**Do this**
Please quote every line of the listing below word for word.

(Dataset rows)
..............................

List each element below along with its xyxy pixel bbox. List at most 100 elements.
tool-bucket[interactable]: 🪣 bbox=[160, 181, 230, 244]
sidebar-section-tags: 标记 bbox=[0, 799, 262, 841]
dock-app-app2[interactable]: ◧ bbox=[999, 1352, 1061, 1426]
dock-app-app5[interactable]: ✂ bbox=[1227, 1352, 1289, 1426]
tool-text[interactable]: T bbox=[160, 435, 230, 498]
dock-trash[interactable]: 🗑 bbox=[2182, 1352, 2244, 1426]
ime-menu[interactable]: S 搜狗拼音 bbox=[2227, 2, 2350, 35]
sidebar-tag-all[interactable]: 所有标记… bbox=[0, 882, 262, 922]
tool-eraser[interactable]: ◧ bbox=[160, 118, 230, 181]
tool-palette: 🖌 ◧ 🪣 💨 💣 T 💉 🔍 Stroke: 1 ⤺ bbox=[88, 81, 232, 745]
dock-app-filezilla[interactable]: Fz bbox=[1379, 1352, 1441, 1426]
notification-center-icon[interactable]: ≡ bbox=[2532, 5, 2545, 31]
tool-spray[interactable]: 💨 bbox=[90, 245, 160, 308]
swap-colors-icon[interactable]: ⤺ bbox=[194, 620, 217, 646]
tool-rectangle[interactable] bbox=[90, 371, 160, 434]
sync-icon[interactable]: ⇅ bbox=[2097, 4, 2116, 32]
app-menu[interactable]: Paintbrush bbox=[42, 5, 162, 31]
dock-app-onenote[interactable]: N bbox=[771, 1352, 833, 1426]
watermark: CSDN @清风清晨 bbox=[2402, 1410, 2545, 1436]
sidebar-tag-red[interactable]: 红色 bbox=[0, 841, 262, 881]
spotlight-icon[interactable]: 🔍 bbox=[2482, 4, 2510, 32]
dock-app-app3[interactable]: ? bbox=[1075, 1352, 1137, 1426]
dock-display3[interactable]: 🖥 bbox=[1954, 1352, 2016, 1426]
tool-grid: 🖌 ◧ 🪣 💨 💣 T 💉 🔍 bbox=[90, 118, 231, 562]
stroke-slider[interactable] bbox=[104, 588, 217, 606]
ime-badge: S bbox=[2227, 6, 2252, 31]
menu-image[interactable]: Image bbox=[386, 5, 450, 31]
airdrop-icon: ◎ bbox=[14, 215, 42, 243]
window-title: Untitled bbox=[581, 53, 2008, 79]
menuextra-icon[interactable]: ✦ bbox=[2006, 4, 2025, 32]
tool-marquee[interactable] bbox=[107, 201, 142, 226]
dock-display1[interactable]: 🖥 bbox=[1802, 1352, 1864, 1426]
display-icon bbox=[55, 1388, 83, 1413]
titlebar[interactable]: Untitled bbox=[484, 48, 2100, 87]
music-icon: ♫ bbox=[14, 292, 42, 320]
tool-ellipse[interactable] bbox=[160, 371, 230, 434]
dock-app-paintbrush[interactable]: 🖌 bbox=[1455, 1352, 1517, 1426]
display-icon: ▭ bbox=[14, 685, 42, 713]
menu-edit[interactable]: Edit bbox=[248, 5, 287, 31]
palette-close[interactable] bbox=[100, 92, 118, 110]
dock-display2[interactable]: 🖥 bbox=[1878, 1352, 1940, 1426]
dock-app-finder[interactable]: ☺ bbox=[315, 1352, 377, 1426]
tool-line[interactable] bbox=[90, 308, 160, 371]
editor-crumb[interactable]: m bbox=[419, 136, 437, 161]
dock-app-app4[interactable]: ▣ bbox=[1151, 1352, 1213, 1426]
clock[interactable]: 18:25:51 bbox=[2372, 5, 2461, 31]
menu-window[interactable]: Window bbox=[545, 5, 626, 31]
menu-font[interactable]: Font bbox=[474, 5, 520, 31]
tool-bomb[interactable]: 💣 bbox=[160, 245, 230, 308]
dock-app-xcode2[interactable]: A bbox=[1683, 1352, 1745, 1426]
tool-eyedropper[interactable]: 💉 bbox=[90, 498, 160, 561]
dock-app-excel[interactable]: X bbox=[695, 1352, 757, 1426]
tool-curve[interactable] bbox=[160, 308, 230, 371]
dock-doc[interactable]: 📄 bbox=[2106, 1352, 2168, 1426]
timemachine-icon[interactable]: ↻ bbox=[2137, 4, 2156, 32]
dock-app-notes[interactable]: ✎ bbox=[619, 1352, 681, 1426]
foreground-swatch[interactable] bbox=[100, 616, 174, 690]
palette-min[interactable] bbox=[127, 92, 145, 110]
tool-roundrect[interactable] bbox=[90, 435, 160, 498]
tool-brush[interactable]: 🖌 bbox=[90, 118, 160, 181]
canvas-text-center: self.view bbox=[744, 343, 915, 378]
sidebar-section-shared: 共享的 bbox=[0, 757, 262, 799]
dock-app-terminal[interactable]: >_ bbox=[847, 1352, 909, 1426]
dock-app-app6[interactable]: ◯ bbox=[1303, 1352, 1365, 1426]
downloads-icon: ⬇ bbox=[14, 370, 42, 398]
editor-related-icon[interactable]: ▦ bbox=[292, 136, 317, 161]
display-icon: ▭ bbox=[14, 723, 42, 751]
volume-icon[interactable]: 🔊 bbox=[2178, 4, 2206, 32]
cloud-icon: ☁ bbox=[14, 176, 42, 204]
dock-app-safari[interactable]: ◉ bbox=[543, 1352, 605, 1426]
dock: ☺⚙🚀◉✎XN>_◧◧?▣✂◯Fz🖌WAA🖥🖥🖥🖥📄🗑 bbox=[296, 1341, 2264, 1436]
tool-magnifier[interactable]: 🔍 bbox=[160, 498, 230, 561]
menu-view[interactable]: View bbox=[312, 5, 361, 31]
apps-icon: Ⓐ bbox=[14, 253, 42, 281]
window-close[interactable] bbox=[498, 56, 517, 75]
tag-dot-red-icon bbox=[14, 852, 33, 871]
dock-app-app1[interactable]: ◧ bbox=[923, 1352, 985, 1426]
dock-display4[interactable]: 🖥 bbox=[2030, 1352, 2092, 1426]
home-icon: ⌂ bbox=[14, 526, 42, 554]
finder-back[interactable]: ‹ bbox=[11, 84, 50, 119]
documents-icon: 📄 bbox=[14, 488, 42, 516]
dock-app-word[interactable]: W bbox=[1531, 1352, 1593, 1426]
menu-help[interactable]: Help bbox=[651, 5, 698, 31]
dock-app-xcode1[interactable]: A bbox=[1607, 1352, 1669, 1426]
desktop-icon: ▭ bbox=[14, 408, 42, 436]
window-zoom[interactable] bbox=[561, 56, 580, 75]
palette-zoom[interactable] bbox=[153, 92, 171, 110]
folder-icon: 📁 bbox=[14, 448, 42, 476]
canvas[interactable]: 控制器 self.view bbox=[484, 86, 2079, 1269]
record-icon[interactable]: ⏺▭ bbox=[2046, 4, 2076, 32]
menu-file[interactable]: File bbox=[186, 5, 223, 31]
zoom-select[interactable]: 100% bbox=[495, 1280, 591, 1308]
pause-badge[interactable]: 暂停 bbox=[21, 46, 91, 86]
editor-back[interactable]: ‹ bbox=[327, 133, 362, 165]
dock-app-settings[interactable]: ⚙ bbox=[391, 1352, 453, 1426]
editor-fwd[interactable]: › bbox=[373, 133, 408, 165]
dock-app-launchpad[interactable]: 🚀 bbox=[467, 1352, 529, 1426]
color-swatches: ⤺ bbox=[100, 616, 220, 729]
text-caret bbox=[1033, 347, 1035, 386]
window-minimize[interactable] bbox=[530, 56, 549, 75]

..............................

**Answer in full**
List each element below along with its xyxy pixel bbox. List at most 100 elements.
tool-bucket[interactable]: 🪣 bbox=[160, 181, 230, 244]
sidebar-section-tags: 标记 bbox=[0, 799, 262, 841]
dock-app-app2[interactable]: ◧ bbox=[999, 1352, 1061, 1426]
dock-app-app5[interactable]: ✂ bbox=[1227, 1352, 1289, 1426]
tool-text[interactable]: T bbox=[160, 435, 230, 498]
dock-trash[interactable]: 🗑 bbox=[2182, 1352, 2244, 1426]
ime-menu[interactable]: S 搜狗拼音 bbox=[2227, 2, 2350, 35]
sidebar-tag-all[interactable]: 所有标记… bbox=[0, 882, 262, 922]
tool-eraser[interactable]: ◧ bbox=[160, 118, 230, 181]
tool-palette: 🖌 ◧ 🪣 💨 💣 T 💉 🔍 Stroke: 1 ⤺ bbox=[88, 81, 232, 745]
dock-app-filezilla[interactable]: Fz bbox=[1379, 1352, 1441, 1426]
notification-center-icon[interactable]: ≡ bbox=[2532, 5, 2545, 31]
tool-spray[interactable]: 💨 bbox=[90, 245, 160, 308]
swap-colors-icon[interactable]: ⤺ bbox=[194, 620, 217, 646]
tool-rectangle[interactable] bbox=[90, 371, 160, 434]
sync-icon[interactable]: ⇅ bbox=[2097, 4, 2116, 32]
app-menu[interactable]: Paintbrush bbox=[42, 5, 162, 31]
dock-app-onenote[interactable]: N bbox=[771, 1352, 833, 1426]
watermark: CSDN @清风清晨 bbox=[2402, 1410, 2545, 1436]
sidebar-tag-red[interactable]: 红色 bbox=[0, 841, 262, 881]
spotlight-icon[interactable]: 🔍 bbox=[2482, 4, 2510, 32]
dock-app-app3[interactable]: ? bbox=[1075, 1352, 1137, 1426]
dock-display3[interactable]: 🖥 bbox=[1954, 1352, 2016, 1426]
tool-grid: 🖌 ◧ 🪣 💨 💣 T 💉 🔍 bbox=[90, 118, 231, 562]
stroke-slider[interactable] bbox=[104, 588, 217, 606]
ime-badge: S bbox=[2227, 6, 2252, 31]
menu-image[interactable]: Image bbox=[386, 5, 450, 31]
airdrop-icon: ◎ bbox=[14, 215, 42, 243]
window-title: Untitled bbox=[581, 53, 2008, 79]
menuextra-icon[interactable]: ✦ bbox=[2006, 4, 2025, 32]
tool-marquee[interactable] bbox=[107, 201, 142, 226]
dock-display1[interactable]: 🖥 bbox=[1802, 1352, 1864, 1426]
display-icon bbox=[55, 1388, 83, 1413]
titlebar[interactable]: Untitled bbox=[484, 48, 2100, 87]
music-icon: ♫ bbox=[14, 292, 42, 320]
tool-ellipse[interactable] bbox=[160, 371, 230, 434]
dock-app-paintbrush[interactable]: 🖌 bbox=[1455, 1352, 1517, 1426]
display-icon: ▭ bbox=[14, 685, 42, 713]
menu-edit[interactable]: Edit bbox=[248, 5, 287, 31]
palette-close[interactable] bbox=[100, 92, 118, 110]
dock-display2[interactable]: 🖥 bbox=[1878, 1352, 1940, 1426]
dock-app-finder[interactable]: ☺ bbox=[315, 1352, 377, 1426]
tool-line[interactable] bbox=[90, 308, 160, 371]
editor-crumb[interactable]: m bbox=[419, 136, 437, 161]
dock-app-app4[interactable]: ▣ bbox=[1151, 1352, 1213, 1426]
clock[interactable]: 18:25:51 bbox=[2372, 5, 2461, 31]
menu-window[interactable]: Window bbox=[545, 5, 626, 31]
menu-font[interactable]: Font bbox=[474, 5, 520, 31]
tool-bomb[interactable]: 💣 bbox=[160, 245, 230, 308]
dock-app-xcode2[interactable]: A bbox=[1683, 1352, 1745, 1426]
tool-eyedropper[interactable]: 💉 bbox=[90, 498, 160, 561]
dock-app-excel[interactable]: X bbox=[695, 1352, 757, 1426]
tool-curve[interactable] bbox=[160, 308, 230, 371]
dock-doc[interactable]: 📄 bbox=[2106, 1352, 2168, 1426]
timemachine-icon[interactable]: ↻ bbox=[2137, 4, 2156, 32]
dock-app-notes[interactable]: ✎ bbox=[619, 1352, 681, 1426]
foreground-swatch[interactable] bbox=[100, 616, 174, 690]
palette-min[interactable] bbox=[127, 92, 145, 110]
tool-roundrect[interactable] bbox=[90, 435, 160, 498]
tool-brush[interactable]: 🖌 bbox=[90, 118, 160, 181]
canvas-text-center: self.view bbox=[744, 343, 915, 378]
sidebar-section-shared: 共享的 bbox=[0, 757, 262, 799]
dock-app-terminal[interactable]: >_ bbox=[847, 1352, 909, 1426]
dock-app-app6[interactable]: ◯ bbox=[1303, 1352, 1365, 1426]
downloads-icon: ⬇ bbox=[14, 370, 42, 398]
editor-related-icon[interactable]: ▦ bbox=[292, 136, 317, 161]
display-icon: ▭ bbox=[14, 723, 42, 751]
volume-icon[interactable]: 🔊 bbox=[2178, 4, 2206, 32]
cloud-icon: ☁ bbox=[14, 176, 42, 204]
dock-app-safari[interactable]: ◉ bbox=[543, 1352, 605, 1426]
dock: ☺⚙🚀◉✎XN>_◧◧?▣✂◯Fz🖌WAA🖥🖥🖥🖥📄🗑 bbox=[296, 1341, 2264, 1436]
tool-magnifier[interactable]: 🔍 bbox=[160, 498, 230, 561]
menu-view[interactable]: View bbox=[312, 5, 361, 31]
apps-icon: Ⓐ bbox=[14, 253, 42, 281]
window-close[interactable] bbox=[498, 56, 517, 75]
tag-dot-red-icon bbox=[14, 852, 33, 871]
dock-app-app1[interactable]: ◧ bbox=[923, 1352, 985, 1426]
dock-display4[interactable]: 🖥 bbox=[2030, 1352, 2092, 1426]
home-icon: ⌂ bbox=[14, 526, 42, 554]
finder-back[interactable]: ‹ bbox=[11, 84, 50, 119]
documents-icon: 📄 bbox=[14, 488, 42, 516]
dock-app-word[interactable]: W bbox=[1531, 1352, 1593, 1426]
menu-help[interactable]: Help bbox=[651, 5, 698, 31]
dock-app-xcode1[interactable]: A bbox=[1607, 1352, 1669, 1426]
desktop-icon: ▭ bbox=[14, 408, 42, 436]
window-zoom[interactable] bbox=[561, 56, 580, 75]
palette-zoom[interactable] bbox=[153, 92, 171, 110]
folder-icon: 📁 bbox=[14, 448, 42, 476]
canvas[interactable]: 控制器 self.view bbox=[484, 86, 2079, 1269]
record-icon[interactable]: ⏺▭ bbox=[2046, 4, 2076, 32]
menu-file[interactable]: File bbox=[186, 5, 223, 31]
zoom-select[interactable]: 100% bbox=[495, 1280, 591, 1308]
pause-badge[interactable]: 暂停 bbox=[21, 46, 91, 86]
editor-back[interactable]: ‹ bbox=[327, 133, 362, 165]
dock-app-settings[interactable]: ⚙ bbox=[391, 1352, 453, 1426]
editor-fwd[interactable]: › bbox=[373, 133, 408, 165]
dock-app-launchpad[interactable]: 🚀 bbox=[467, 1352, 529, 1426]
color-swatches: ⤺ bbox=[100, 616, 220, 729]
text-caret bbox=[1033, 347, 1035, 386]
window-minimize[interactable] bbox=[530, 56, 549, 75]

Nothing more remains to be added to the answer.